Stored records:
══════════

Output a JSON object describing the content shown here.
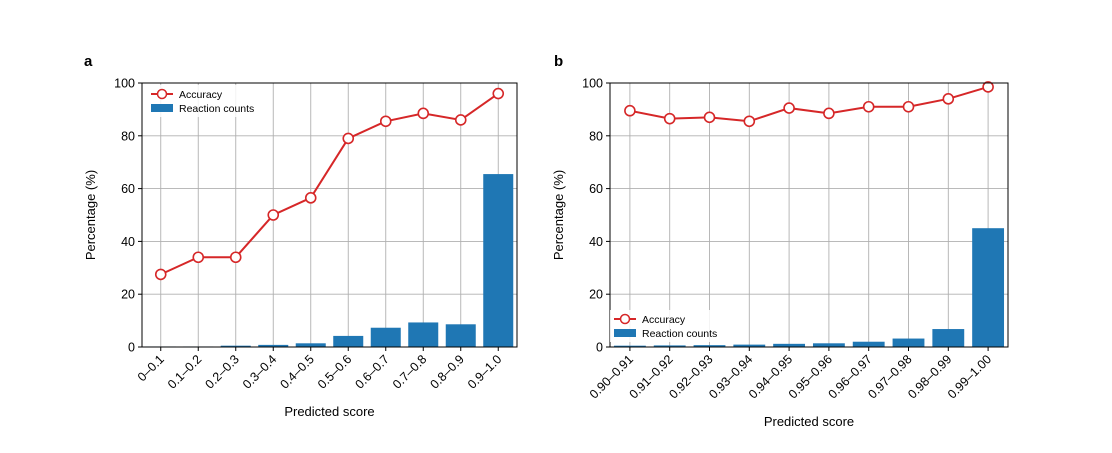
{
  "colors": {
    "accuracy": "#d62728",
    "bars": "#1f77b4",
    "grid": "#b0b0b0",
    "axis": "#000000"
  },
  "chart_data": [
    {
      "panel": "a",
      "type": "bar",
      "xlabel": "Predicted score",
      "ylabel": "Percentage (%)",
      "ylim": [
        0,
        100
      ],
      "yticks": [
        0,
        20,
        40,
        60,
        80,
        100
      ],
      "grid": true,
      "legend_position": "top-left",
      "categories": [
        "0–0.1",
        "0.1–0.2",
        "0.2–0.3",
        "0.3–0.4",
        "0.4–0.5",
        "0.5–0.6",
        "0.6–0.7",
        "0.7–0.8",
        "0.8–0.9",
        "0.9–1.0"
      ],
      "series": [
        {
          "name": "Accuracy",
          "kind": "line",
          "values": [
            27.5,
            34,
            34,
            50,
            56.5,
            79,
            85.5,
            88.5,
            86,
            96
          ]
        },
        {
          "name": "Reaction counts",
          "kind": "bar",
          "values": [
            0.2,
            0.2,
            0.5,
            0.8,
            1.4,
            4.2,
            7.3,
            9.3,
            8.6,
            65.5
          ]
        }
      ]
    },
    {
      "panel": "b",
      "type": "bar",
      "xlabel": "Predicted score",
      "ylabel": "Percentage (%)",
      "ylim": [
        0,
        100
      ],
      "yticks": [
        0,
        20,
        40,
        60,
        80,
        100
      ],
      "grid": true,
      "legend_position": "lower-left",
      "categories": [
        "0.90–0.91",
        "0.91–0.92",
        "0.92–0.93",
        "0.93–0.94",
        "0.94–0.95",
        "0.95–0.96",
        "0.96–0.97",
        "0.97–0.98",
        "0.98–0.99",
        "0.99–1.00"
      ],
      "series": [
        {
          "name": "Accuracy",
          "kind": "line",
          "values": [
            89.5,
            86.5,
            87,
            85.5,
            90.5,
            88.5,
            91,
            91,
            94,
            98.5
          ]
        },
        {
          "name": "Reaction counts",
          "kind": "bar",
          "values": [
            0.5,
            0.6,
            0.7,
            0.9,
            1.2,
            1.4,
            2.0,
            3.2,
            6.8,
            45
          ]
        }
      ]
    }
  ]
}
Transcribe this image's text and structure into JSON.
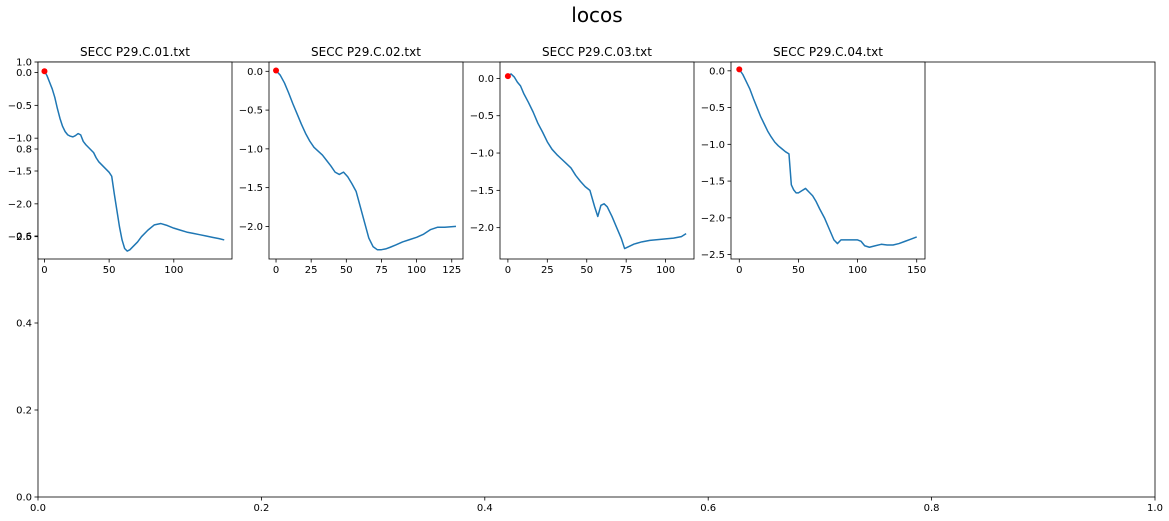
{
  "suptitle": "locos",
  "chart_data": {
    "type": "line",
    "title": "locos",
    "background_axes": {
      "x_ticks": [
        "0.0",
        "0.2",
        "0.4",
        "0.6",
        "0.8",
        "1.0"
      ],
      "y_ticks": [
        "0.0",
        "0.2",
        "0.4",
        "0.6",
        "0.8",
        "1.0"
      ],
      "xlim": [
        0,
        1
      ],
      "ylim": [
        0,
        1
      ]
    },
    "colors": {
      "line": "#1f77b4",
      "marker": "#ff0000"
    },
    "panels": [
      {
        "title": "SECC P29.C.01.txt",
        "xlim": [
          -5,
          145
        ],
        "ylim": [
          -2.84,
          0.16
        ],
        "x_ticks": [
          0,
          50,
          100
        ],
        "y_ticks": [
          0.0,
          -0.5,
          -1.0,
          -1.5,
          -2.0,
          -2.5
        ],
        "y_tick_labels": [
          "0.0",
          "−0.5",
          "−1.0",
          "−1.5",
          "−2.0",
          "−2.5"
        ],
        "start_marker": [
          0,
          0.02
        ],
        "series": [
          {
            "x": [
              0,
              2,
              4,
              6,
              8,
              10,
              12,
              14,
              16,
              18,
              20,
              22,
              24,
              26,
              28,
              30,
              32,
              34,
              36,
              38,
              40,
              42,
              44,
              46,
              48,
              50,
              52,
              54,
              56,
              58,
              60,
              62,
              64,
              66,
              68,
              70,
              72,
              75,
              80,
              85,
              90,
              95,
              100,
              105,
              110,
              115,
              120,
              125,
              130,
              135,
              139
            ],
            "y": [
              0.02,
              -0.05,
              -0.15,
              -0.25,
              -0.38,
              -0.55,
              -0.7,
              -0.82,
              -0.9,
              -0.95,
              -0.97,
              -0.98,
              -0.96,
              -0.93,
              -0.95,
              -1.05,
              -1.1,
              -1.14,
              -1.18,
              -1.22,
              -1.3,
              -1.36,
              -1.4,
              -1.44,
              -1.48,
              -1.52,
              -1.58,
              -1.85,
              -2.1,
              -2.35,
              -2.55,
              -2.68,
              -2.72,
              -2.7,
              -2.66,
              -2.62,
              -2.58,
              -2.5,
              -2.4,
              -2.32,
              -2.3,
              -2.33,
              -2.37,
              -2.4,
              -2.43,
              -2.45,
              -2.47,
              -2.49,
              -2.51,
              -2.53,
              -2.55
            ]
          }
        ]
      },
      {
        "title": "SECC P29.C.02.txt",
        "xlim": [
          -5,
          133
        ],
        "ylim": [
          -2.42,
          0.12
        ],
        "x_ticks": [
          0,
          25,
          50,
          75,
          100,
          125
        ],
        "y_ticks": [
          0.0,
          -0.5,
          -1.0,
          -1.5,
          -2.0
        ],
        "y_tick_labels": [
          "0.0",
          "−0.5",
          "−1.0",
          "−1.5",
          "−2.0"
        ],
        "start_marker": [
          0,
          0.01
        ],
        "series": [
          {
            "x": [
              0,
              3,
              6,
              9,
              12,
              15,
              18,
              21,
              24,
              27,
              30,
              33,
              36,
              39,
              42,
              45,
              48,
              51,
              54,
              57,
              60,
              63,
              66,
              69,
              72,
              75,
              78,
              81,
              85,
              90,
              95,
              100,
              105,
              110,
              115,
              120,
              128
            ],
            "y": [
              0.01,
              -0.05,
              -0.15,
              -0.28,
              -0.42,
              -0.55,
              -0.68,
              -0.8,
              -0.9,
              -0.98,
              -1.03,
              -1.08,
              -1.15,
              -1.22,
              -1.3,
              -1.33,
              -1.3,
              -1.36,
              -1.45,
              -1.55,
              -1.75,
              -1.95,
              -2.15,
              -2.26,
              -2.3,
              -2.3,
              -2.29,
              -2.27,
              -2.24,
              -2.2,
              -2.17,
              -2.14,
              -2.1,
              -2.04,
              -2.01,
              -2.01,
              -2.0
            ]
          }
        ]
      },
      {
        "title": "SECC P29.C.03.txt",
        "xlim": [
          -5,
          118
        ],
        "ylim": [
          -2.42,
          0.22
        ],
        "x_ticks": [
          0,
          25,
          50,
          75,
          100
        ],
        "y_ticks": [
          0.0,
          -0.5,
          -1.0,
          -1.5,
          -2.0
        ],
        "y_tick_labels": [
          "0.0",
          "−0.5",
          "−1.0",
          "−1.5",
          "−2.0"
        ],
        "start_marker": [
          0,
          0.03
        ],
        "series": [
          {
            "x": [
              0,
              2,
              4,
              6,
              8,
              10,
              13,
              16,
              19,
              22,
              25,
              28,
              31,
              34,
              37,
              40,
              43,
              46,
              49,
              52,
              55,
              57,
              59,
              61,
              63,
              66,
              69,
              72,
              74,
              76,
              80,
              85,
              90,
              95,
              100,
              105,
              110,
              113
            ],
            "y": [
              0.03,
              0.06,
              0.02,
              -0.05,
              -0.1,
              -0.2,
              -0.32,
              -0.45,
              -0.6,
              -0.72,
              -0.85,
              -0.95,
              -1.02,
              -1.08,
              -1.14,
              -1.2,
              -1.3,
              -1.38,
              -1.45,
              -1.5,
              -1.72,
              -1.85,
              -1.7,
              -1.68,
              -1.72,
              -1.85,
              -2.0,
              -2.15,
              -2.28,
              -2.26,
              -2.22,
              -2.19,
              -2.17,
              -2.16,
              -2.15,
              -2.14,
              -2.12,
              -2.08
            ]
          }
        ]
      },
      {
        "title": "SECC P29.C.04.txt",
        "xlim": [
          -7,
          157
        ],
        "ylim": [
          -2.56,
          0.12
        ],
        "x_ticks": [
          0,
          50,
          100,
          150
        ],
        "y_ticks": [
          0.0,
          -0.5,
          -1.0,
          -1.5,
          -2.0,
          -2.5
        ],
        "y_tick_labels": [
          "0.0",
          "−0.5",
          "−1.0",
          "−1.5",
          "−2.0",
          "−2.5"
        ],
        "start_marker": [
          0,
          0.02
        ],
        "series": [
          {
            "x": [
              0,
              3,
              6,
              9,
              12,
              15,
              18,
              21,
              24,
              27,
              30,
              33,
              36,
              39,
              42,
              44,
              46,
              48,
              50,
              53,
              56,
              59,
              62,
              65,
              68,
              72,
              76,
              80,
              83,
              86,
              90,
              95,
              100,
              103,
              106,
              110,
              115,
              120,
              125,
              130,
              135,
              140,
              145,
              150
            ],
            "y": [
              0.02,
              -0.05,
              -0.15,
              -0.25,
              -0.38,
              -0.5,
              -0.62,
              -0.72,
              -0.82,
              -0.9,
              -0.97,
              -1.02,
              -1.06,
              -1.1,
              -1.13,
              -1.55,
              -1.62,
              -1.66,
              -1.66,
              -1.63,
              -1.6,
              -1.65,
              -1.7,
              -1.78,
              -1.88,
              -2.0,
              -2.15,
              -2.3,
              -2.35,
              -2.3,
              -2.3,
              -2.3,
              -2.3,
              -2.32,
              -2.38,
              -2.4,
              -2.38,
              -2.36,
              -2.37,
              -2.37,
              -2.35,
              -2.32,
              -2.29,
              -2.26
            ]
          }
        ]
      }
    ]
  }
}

══════════

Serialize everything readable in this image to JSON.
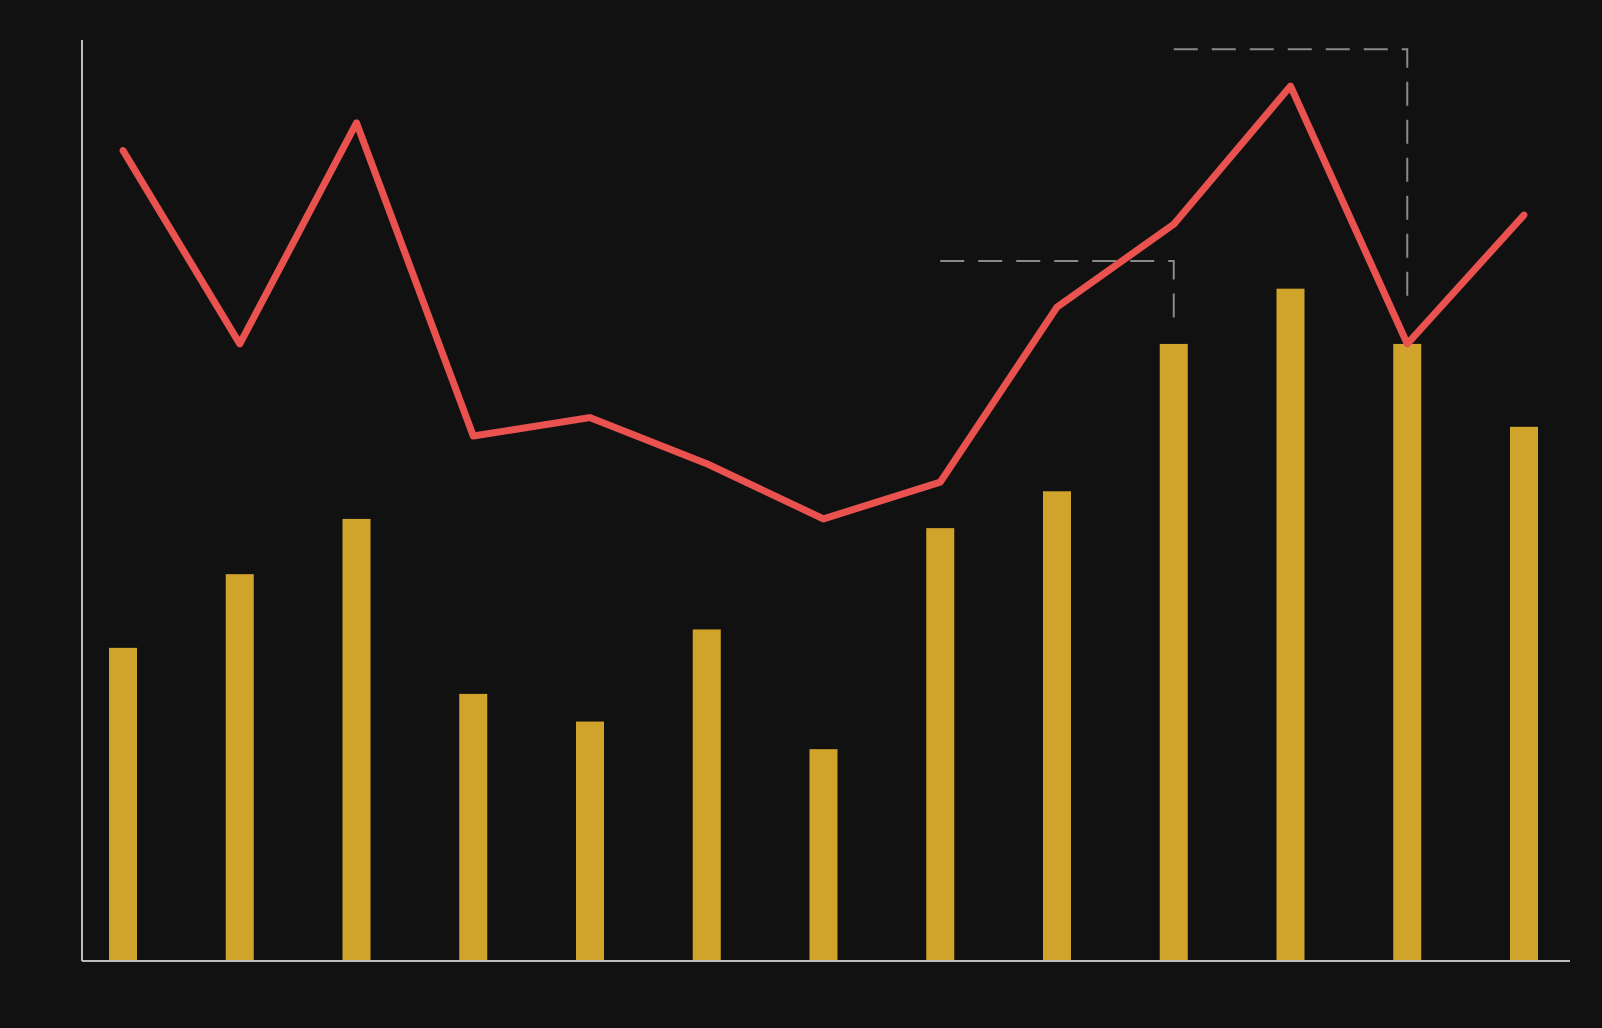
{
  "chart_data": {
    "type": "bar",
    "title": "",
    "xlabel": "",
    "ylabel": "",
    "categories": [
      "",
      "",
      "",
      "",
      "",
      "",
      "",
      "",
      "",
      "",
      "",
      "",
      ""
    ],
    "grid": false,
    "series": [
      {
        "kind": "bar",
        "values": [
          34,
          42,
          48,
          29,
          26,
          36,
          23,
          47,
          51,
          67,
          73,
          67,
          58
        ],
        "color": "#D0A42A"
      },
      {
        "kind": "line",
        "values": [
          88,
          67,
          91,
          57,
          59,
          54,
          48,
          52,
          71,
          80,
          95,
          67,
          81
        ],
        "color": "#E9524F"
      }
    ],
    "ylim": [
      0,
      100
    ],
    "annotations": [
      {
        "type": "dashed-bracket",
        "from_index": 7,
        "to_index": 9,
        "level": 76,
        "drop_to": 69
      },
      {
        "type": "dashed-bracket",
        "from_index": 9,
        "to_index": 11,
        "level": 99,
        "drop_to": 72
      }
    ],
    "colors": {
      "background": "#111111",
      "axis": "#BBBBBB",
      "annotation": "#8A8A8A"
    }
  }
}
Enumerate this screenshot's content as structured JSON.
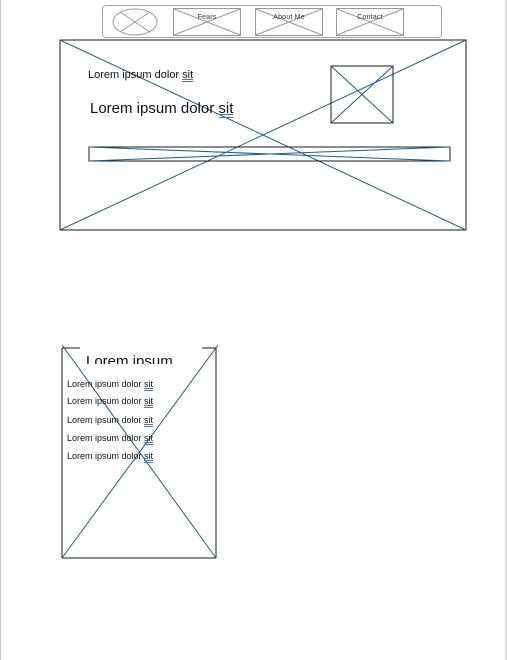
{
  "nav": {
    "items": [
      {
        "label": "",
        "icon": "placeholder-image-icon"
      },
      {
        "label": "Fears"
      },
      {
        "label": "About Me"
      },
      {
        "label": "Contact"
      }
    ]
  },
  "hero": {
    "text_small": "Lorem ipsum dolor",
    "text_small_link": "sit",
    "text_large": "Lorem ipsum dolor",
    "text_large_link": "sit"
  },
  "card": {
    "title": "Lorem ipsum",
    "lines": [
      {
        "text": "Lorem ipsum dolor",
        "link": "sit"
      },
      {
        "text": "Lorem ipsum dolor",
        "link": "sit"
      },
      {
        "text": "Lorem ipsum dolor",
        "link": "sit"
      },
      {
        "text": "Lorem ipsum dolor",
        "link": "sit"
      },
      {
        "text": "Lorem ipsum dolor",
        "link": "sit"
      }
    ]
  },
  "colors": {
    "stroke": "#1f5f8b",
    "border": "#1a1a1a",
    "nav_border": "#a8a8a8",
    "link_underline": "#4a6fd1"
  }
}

══════════

Directions for this task: Select all lines with the word "JSON" from the entries above.

Response to this task:
Output a JSON object describing the content shown here.
Transcribe this image's text and structure into JSON.
Serialize everything readable in this image to JSON.
Enumerate this screenshot's content as structured JSON.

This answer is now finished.